Aim of the task | Without the pictures, return each record as it appears.

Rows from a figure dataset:
'''

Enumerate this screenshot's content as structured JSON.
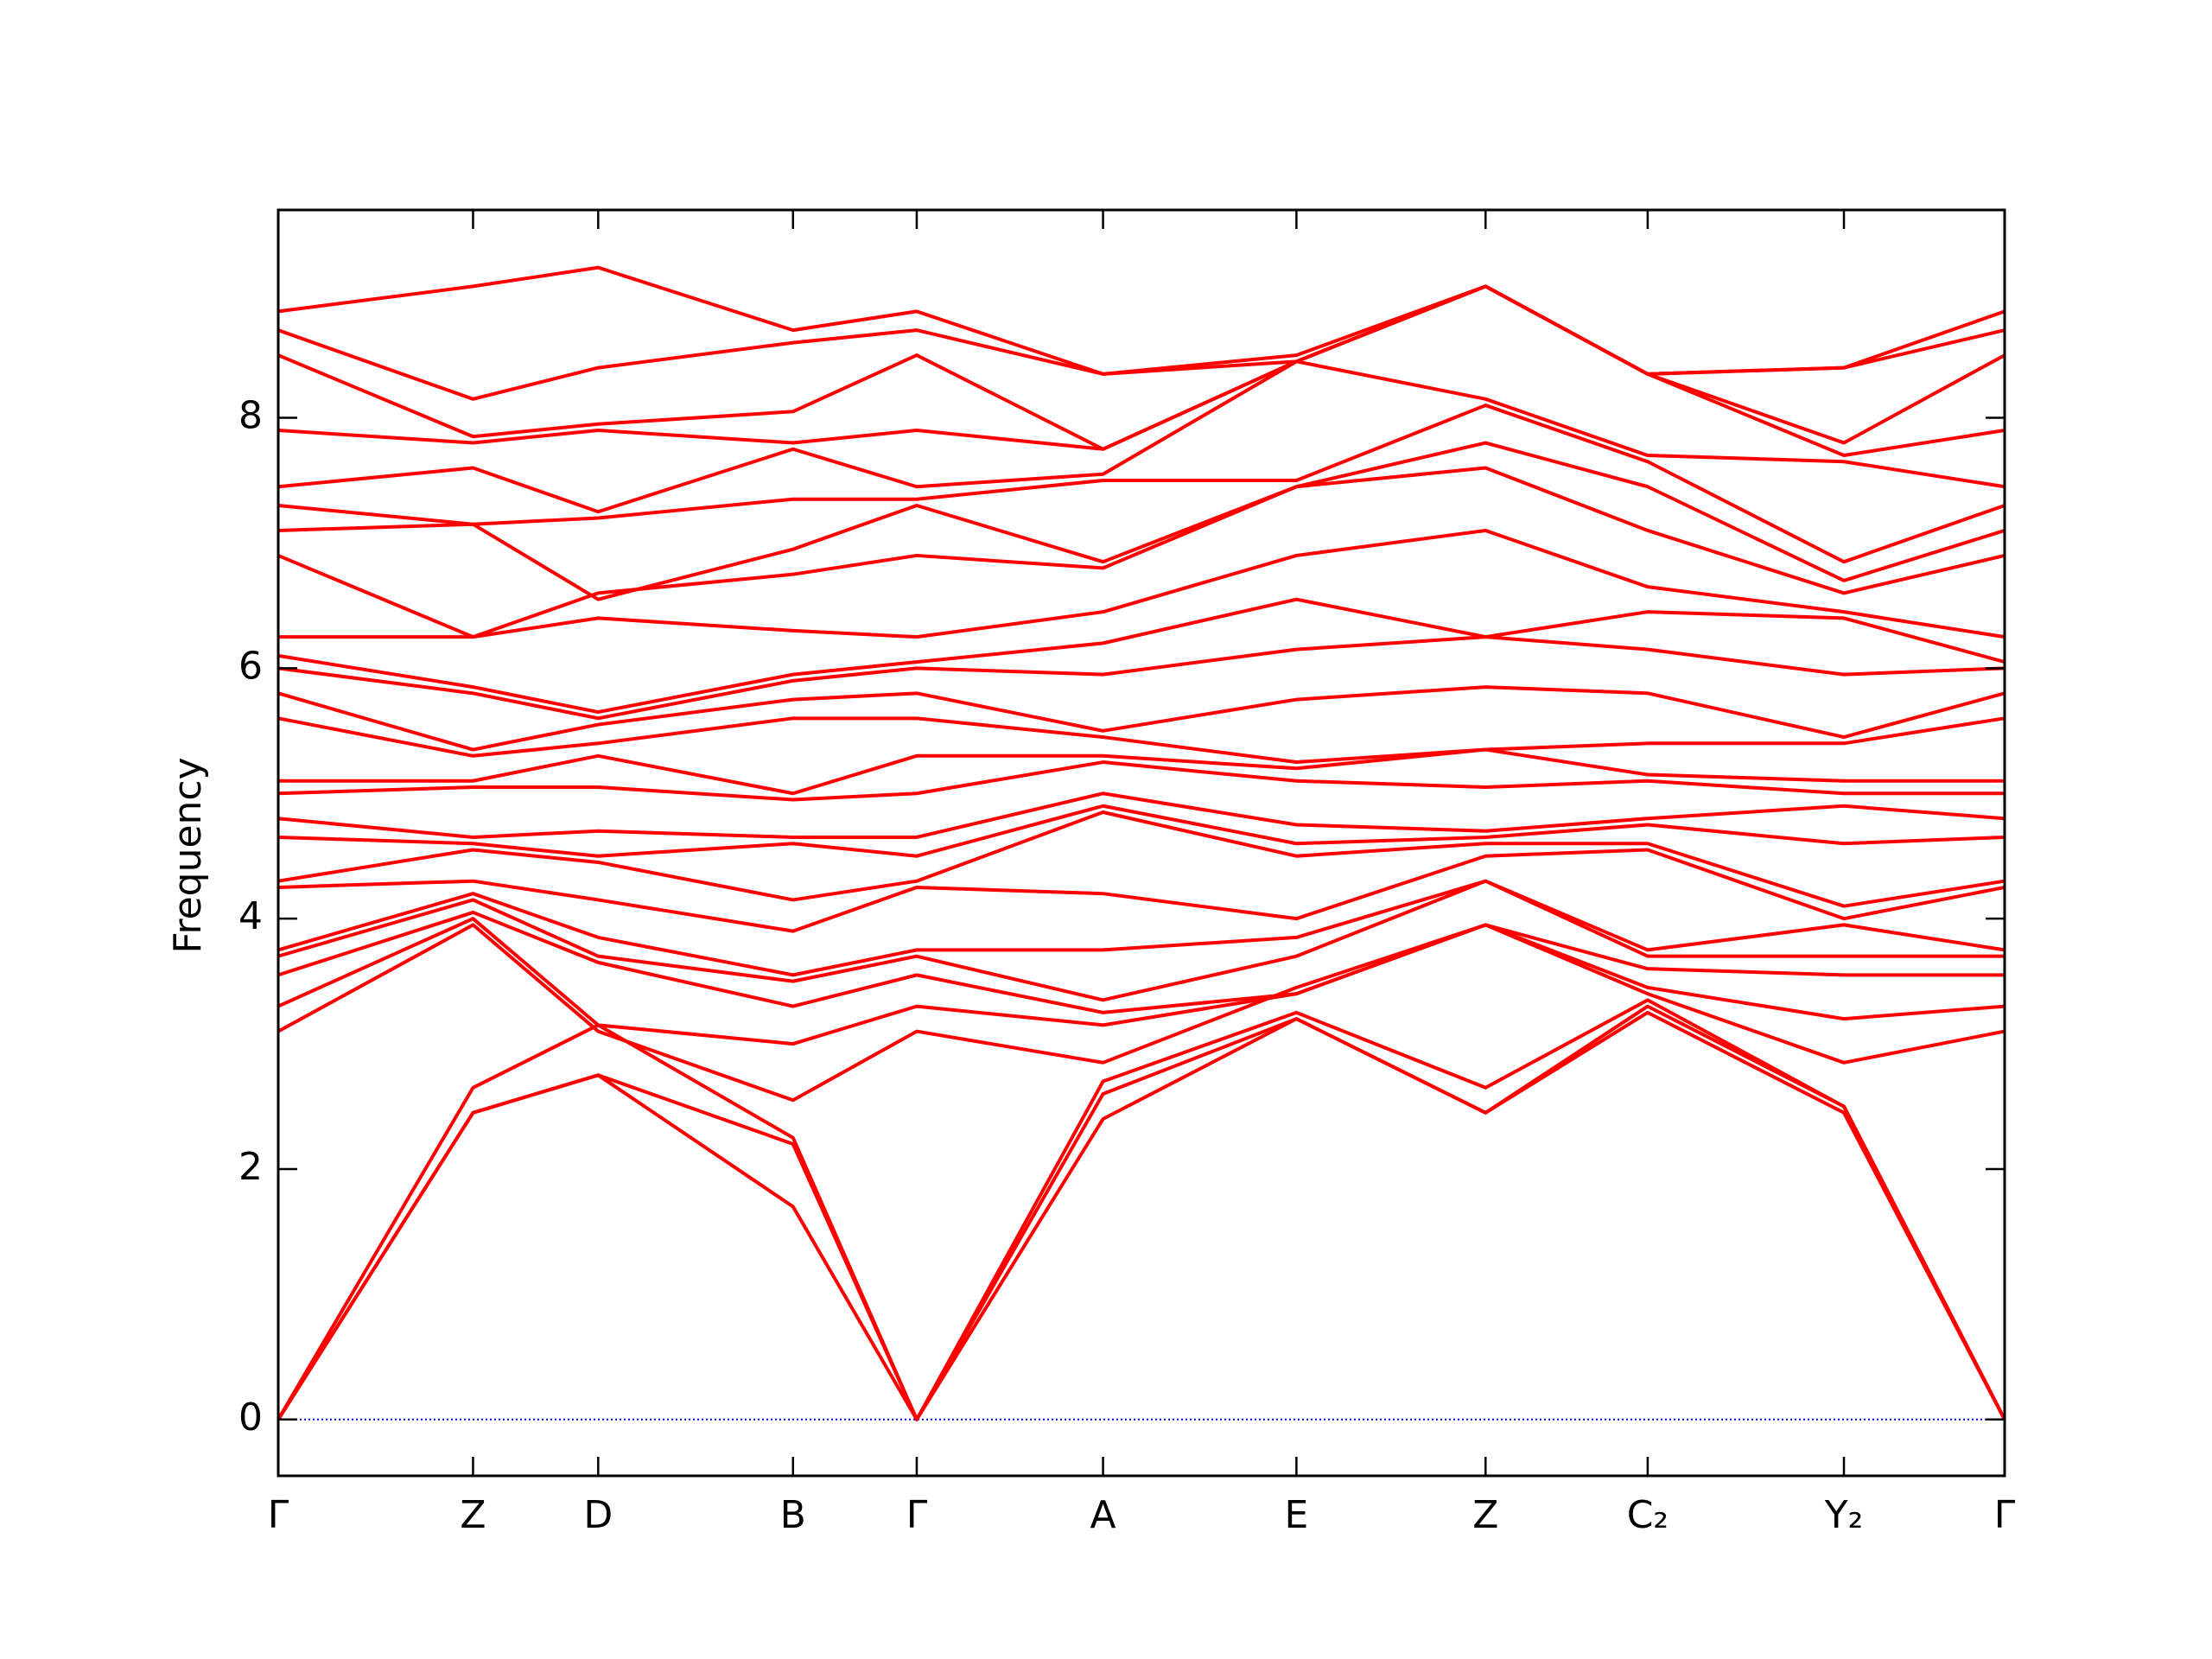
{
  "chart_data": {
    "type": "line",
    "ylabel": "Frequency",
    "color": "#ff0000",
    "x": [
      0,
      1.37,
      2.25,
      3.62,
      4.49,
      5.8,
      7.16,
      8.49,
      9.63,
      11.01,
      12.14
    ],
    "xlim": [
      0,
      12.14
    ],
    "xticks": [
      {
        "value": 0,
        "label": "Γ"
      },
      {
        "value": 1.37,
        "label": "Z"
      },
      {
        "value": 2.25,
        "label": "D"
      },
      {
        "value": 3.62,
        "label": "B"
      },
      {
        "value": 4.49,
        "label": "Γ"
      },
      {
        "value": 5.8,
        "label": "A"
      },
      {
        "value": 7.16,
        "label": "E"
      },
      {
        "value": 8.49,
        "label": "Z"
      },
      {
        "value": 9.63,
        "label": "C₂"
      },
      {
        "value": 11.01,
        "label": "Y₂"
      },
      {
        "value": 12.14,
        "label": "Γ"
      }
    ],
    "ylim": [
      -0.45,
      9.66
    ],
    "yticks": [
      0,
      2,
      4,
      6,
      8
    ],
    "hline": {
      "value": 0,
      "color": "#0000ff",
      "style": "dotted"
    },
    "series": [
      {
        "values": [
          0,
          2.45,
          2.75,
          1.7,
          0,
          2.4,
          3.2,
          2.45,
          3.25,
          2.45,
          0
        ]
      },
      {
        "values": [
          0,
          2.45,
          2.75,
          2.2,
          0,
          2.6,
          3.2,
          2.45,
          3.3,
          2.5,
          0
        ]
      },
      {
        "values": [
          0,
          2.65,
          3.15,
          2.25,
          0,
          2.7,
          3.25,
          2.65,
          3.35,
          2.5,
          0
        ]
      },
      {
        "values": [
          3.1,
          3.95,
          3.1,
          2.55,
          3.1,
          2.85,
          3.45,
          3.95,
          3.4,
          2.85,
          3.1
        ]
      },
      {
        "values": [
          3.3,
          4.0,
          3.15,
          3.0,
          3.3,
          3.15,
          3.4,
          3.95,
          3.45,
          3.2,
          3.3
        ]
      },
      {
        "values": [
          3.55,
          4.05,
          3.65,
          3.3,
          3.55,
          3.25,
          3.4,
          3.95,
          3.6,
          3.55,
          3.55
        ]
      },
      {
        "values": [
          3.7,
          4.15,
          3.7,
          3.5,
          3.7,
          3.35,
          3.7,
          4.3,
          3.7,
          3.7,
          3.7
        ]
      },
      {
        "values": [
          3.75,
          4.2,
          3.85,
          3.55,
          3.75,
          3.75,
          3.85,
          4.3,
          3.75,
          3.95,
          3.75
        ]
      },
      {
        "values": [
          4.25,
          4.3,
          4.15,
          3.9,
          4.25,
          4.2,
          4.0,
          4.5,
          4.55,
          4.0,
          4.25
        ]
      },
      {
        "values": [
          4.3,
          4.55,
          4.45,
          4.15,
          4.3,
          4.85,
          4.5,
          4.6,
          4.6,
          4.1,
          4.3
        ]
      },
      {
        "values": [
          4.65,
          4.6,
          4.5,
          4.6,
          4.5,
          4.9,
          4.6,
          4.65,
          4.75,
          4.6,
          4.65
        ]
      },
      {
        "values": [
          4.8,
          4.65,
          4.7,
          4.65,
          4.65,
          5.0,
          4.75,
          4.7,
          4.8,
          4.9,
          4.8
        ]
      },
      {
        "values": [
          5.0,
          5.05,
          5.05,
          4.95,
          5.0,
          5.25,
          5.1,
          5.05,
          5.1,
          5.0,
          5.0
        ]
      },
      {
        "values": [
          5.1,
          5.1,
          5.3,
          5.0,
          5.3,
          5.3,
          5.2,
          5.35,
          5.15,
          5.1,
          5.1
        ]
      },
      {
        "values": [
          5.6,
          5.3,
          5.4,
          5.6,
          5.6,
          5.45,
          5.25,
          5.35,
          5.4,
          5.4,
          5.6
        ]
      },
      {
        "values": [
          5.8,
          5.35,
          5.55,
          5.75,
          5.8,
          5.5,
          5.75,
          5.85,
          5.8,
          5.45,
          5.8
        ]
      },
      {
        "values": [
          6.0,
          5.8,
          5.6,
          5.9,
          6.0,
          5.95,
          6.15,
          6.25,
          6.15,
          5.95,
          6.0
        ]
      },
      {
        "values": [
          6.1,
          5.85,
          5.65,
          5.95,
          6.05,
          6.2,
          6.55,
          6.25,
          6.45,
          6.4,
          6.05
        ]
      },
      {
        "values": [
          6.25,
          6.25,
          6.4,
          6.3,
          6.25,
          6.45,
          6.9,
          7.1,
          6.65,
          6.45,
          6.25
        ]
      },
      {
        "values": [
          6.9,
          6.25,
          6.6,
          6.75,
          6.9,
          6.8,
          7.45,
          7.6,
          7.1,
          6.6,
          6.9
        ]
      },
      {
        "values": [
          7.1,
          7.15,
          6.55,
          6.95,
          7.3,
          6.85,
          7.45,
          7.8,
          7.45,
          6.7,
          7.1
        ]
      },
      {
        "values": [
          7.3,
          7.15,
          7.2,
          7.35,
          7.35,
          7.5,
          7.5,
          8.1,
          7.65,
          6.85,
          7.3
        ]
      },
      {
        "values": [
          7.45,
          7.6,
          7.25,
          7.75,
          7.45,
          7.55,
          8.45,
          8.15,
          7.7,
          7.65,
          7.45
        ]
      },
      {
        "values": [
          7.9,
          7.8,
          7.9,
          7.8,
          7.9,
          7.75,
          8.45,
          9.05,
          8.35,
          7.7,
          7.9
        ]
      },
      {
        "values": [
          8.5,
          7.85,
          7.95,
          8.05,
          8.5,
          7.75,
          8.45,
          9.05,
          8.35,
          7.8,
          8.5
        ]
      },
      {
        "values": [
          8.7,
          8.15,
          8.4,
          8.6,
          8.7,
          8.35,
          8.5,
          9.05,
          8.35,
          8.4,
          8.7
        ]
      },
      {
        "values": [
          8.85,
          9.05,
          9.2,
          8.7,
          8.85,
          8.35,
          8.45,
          9.05,
          8.35,
          8.4,
          8.85
        ]
      }
    ]
  }
}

'''

Final result |
Enumerate this screenshot's content as structured JSON.
{
  "chart_data": {
    "type": "line",
    "ylabel": "Frequency",
    "color": "#ff0000",
    "x": [
      0,
      1.37,
      2.25,
      3.62,
      4.49,
      5.8,
      7.16,
      8.49,
      9.63,
      11.01,
      12.14
    ],
    "xlim": [
      0,
      12.14
    ],
    "xticks": [
      {
        "value": 0,
        "label": "Γ"
      },
      {
        "value": 1.37,
        "label": "Z"
      },
      {
        "value": 2.25,
        "label": "D"
      },
      {
        "value": 3.62,
        "label": "B"
      },
      {
        "value": 4.49,
        "label": "Γ"
      },
      {
        "value": 5.8,
        "label": "A"
      },
      {
        "value": 7.16,
        "label": "E"
      },
      {
        "value": 8.49,
        "label": "Z"
      },
      {
        "value": 9.63,
        "label": "C₂"
      },
      {
        "value": 11.01,
        "label": "Y₂"
      },
      {
        "value": 12.14,
        "label": "Γ"
      }
    ],
    "ylim": [
      -0.45,
      9.66
    ],
    "yticks": [
      0,
      2,
      4,
      6,
      8
    ],
    "hline": {
      "value": 0,
      "color": "#0000ff",
      "style": "dotted"
    },
    "series": [
      {
        "values": [
          0,
          2.45,
          2.75,
          1.7,
          0,
          2.4,
          3.2,
          2.45,
          3.25,
          2.45,
          0
        ]
      },
      {
        "values": [
          0,
          2.45,
          2.75,
          2.2,
          0,
          2.6,
          3.2,
          2.45,
          3.3,
          2.5,
          0
        ]
      },
      {
        "values": [
          0,
          2.65,
          3.15,
          2.25,
          0,
          2.7,
          3.25,
          2.65,
          3.35,
          2.5,
          0
        ]
      },
      {
        "values": [
          3.1,
          3.95,
          3.1,
          2.55,
          3.1,
          2.85,
          3.45,
          3.95,
          3.4,
          2.85,
          3.1
        ]
      },
      {
        "values": [
          3.3,
          4.0,
          3.15,
          3.0,
          3.3,
          3.15,
          3.4,
          3.95,
          3.45,
          3.2,
          3.3
        ]
      },
      {
        "values": [
          3.55,
          4.05,
          3.65,
          3.3,
          3.55,
          3.25,
          3.4,
          3.95,
          3.6,
          3.55,
          3.55
        ]
      },
      {
        "values": [
          3.7,
          4.15,
          3.7,
          3.5,
          3.7,
          3.35,
          3.7,
          4.3,
          3.7,
          3.7,
          3.7
        ]
      },
      {
        "values": [
          3.75,
          4.2,
          3.85,
          3.55,
          3.75,
          3.75,
          3.85,
          4.3,
          3.75,
          3.95,
          3.75
        ]
      },
      {
        "values": [
          4.25,
          4.3,
          4.15,
          3.9,
          4.25,
          4.2,
          4.0,
          4.5,
          4.55,
          4.0,
          4.25
        ]
      },
      {
        "values": [
          4.3,
          4.55,
          4.45,
          4.15,
          4.3,
          4.85,
          4.5,
          4.6,
          4.6,
          4.1,
          4.3
        ]
      },
      {
        "values": [
          4.65,
          4.6,
          4.5,
          4.6,
          4.5,
          4.9,
          4.6,
          4.65,
          4.75,
          4.6,
          4.65
        ]
      },
      {
        "values": [
          4.8,
          4.65,
          4.7,
          4.65,
          4.65,
          5.0,
          4.75,
          4.7,
          4.8,
          4.9,
          4.8
        ]
      },
      {
        "values": [
          5.0,
          5.05,
          5.05,
          4.95,
          5.0,
          5.25,
          5.1,
          5.05,
          5.1,
          5.0,
          5.0
        ]
      },
      {
        "values": [
          5.1,
          5.1,
          5.3,
          5.0,
          5.3,
          5.3,
          5.2,
          5.35,
          5.15,
          5.1,
          5.1
        ]
      },
      {
        "values": [
          5.6,
          5.3,
          5.4,
          5.6,
          5.6,
          5.45,
          5.25,
          5.35,
          5.4,
          5.4,
          5.6
        ]
      },
      {
        "values": [
          5.8,
          5.35,
          5.55,
          5.75,
          5.8,
          5.5,
          5.75,
          5.85,
          5.8,
          5.45,
          5.8
        ]
      },
      {
        "values": [
          6.0,
          5.8,
          5.6,
          5.9,
          6.0,
          5.95,
          6.15,
          6.25,
          6.15,
          5.95,
          6.0
        ]
      },
      {
        "values": [
          6.1,
          5.85,
          5.65,
          5.95,
          6.05,
          6.2,
          6.55,
          6.25,
          6.45,
          6.4,
          6.05
        ]
      },
      {
        "values": [
          6.25,
          6.25,
          6.4,
          6.3,
          6.25,
          6.45,
          6.9,
          7.1,
          6.65,
          6.45,
          6.25
        ]
      },
      {
        "values": [
          6.9,
          6.25,
          6.6,
          6.75,
          6.9,
          6.8,
          7.45,
          7.6,
          7.1,
          6.6,
          6.9
        ]
      },
      {
        "values": [
          7.1,
          7.15,
          6.55,
          6.95,
          7.3,
          6.85,
          7.45,
          7.8,
          7.45,
          6.7,
          7.1
        ]
      },
      {
        "values": [
          7.3,
          7.15,
          7.2,
          7.35,
          7.35,
          7.5,
          7.5,
          8.1,
          7.65,
          6.85,
          7.3
        ]
      },
      {
        "values": [
          7.45,
          7.6,
          7.25,
          7.75,
          7.45,
          7.55,
          8.45,
          8.15,
          7.7,
          7.65,
          7.45
        ]
      },
      {
        "values": [
          7.9,
          7.8,
          7.9,
          7.8,
          7.9,
          7.75,
          8.45,
          9.05,
          8.35,
          7.7,
          7.9
        ]
      },
      {
        "values": [
          8.5,
          7.85,
          7.95,
          8.05,
          8.5,
          7.75,
          8.45,
          9.05,
          8.35,
          7.8,
          8.5
        ]
      },
      {
        "values": [
          8.7,
          8.15,
          8.4,
          8.6,
          8.7,
          8.35,
          8.5,
          9.05,
          8.35,
          8.4,
          8.7
        ]
      },
      {
        "values": [
          8.85,
          9.05,
          9.2,
          8.7,
          8.85,
          8.35,
          8.45,
          9.05,
          8.35,
          8.4,
          8.85
        ]
      }
    ]
  }
}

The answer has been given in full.